[Collected data]
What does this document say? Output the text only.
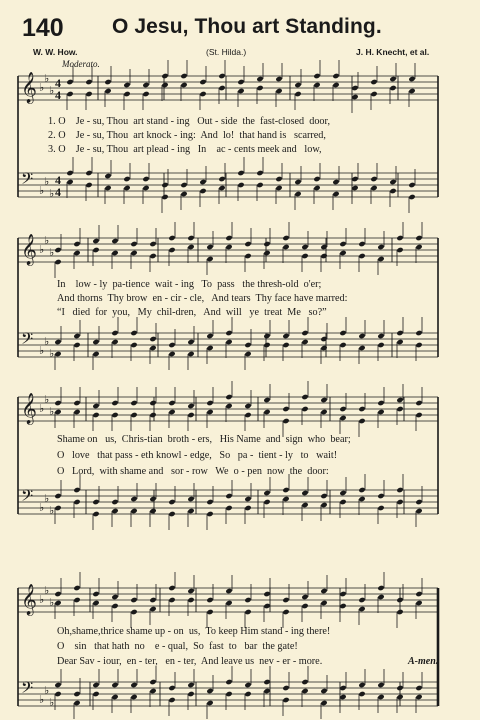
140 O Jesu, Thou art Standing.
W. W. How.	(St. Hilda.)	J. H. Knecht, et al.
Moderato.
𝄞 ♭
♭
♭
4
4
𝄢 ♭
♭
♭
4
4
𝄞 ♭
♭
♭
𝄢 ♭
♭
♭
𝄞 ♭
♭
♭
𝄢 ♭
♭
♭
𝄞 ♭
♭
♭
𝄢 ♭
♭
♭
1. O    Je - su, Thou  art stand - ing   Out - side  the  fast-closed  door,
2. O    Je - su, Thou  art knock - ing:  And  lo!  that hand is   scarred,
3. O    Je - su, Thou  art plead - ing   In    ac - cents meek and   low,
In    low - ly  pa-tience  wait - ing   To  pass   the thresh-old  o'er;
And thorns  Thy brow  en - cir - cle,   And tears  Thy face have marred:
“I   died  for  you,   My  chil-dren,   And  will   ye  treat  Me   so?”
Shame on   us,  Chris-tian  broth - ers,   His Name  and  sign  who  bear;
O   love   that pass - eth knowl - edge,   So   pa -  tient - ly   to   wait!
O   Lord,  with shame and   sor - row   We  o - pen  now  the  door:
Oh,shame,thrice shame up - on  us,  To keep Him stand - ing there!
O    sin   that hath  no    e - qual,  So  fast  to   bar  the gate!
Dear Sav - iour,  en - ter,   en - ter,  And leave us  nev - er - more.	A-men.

---

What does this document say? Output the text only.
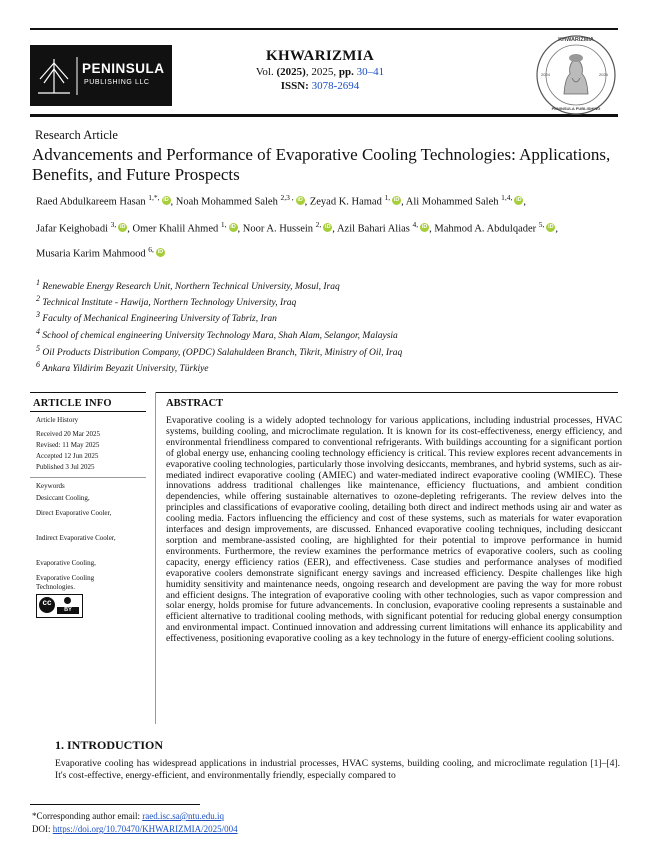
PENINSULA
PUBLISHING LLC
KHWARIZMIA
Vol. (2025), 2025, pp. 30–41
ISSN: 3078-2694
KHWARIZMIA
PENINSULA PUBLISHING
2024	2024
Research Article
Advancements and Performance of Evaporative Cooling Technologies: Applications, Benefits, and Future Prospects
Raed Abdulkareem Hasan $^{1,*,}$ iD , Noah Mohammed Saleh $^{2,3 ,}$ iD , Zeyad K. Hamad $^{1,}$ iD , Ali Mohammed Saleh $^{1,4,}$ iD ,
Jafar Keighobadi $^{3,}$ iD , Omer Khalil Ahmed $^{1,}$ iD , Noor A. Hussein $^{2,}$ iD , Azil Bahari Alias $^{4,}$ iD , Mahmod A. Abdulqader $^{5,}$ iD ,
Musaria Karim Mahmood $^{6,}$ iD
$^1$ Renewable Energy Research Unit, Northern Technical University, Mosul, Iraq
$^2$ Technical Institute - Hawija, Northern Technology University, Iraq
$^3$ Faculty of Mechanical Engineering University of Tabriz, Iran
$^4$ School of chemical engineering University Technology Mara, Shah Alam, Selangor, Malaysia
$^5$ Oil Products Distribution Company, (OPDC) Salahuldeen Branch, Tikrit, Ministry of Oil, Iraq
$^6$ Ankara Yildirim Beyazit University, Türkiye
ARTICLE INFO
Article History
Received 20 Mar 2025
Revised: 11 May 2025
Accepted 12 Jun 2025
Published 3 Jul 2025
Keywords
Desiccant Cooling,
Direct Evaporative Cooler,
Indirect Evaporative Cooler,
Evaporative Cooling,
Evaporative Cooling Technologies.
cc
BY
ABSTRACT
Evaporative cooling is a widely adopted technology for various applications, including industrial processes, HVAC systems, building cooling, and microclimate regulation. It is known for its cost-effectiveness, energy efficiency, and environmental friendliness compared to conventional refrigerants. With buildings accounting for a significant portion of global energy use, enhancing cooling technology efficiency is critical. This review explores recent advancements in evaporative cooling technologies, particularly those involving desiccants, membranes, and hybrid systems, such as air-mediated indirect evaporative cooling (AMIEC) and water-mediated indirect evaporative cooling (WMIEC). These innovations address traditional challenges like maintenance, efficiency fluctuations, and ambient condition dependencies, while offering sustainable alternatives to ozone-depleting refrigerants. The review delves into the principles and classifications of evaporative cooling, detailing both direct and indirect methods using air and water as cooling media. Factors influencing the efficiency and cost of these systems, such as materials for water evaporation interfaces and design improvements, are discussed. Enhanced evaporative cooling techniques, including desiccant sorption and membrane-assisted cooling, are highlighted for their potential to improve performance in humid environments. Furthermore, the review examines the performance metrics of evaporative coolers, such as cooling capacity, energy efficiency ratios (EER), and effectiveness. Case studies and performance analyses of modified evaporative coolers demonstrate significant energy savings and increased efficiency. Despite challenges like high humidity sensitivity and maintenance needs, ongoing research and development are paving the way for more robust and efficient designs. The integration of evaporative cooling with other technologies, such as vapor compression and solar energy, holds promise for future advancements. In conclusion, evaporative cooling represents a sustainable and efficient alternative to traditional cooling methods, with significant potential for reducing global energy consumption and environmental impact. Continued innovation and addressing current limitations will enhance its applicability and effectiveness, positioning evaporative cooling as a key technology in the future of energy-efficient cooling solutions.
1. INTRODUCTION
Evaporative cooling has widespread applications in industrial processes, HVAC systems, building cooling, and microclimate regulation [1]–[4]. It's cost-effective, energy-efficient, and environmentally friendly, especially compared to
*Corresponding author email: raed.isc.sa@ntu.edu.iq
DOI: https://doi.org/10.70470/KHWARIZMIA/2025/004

BRIEF — From the listing above, report the number of lines containing the string "Iraq", without any accompanying remarks.

OUTPUT OF THE TASK — 3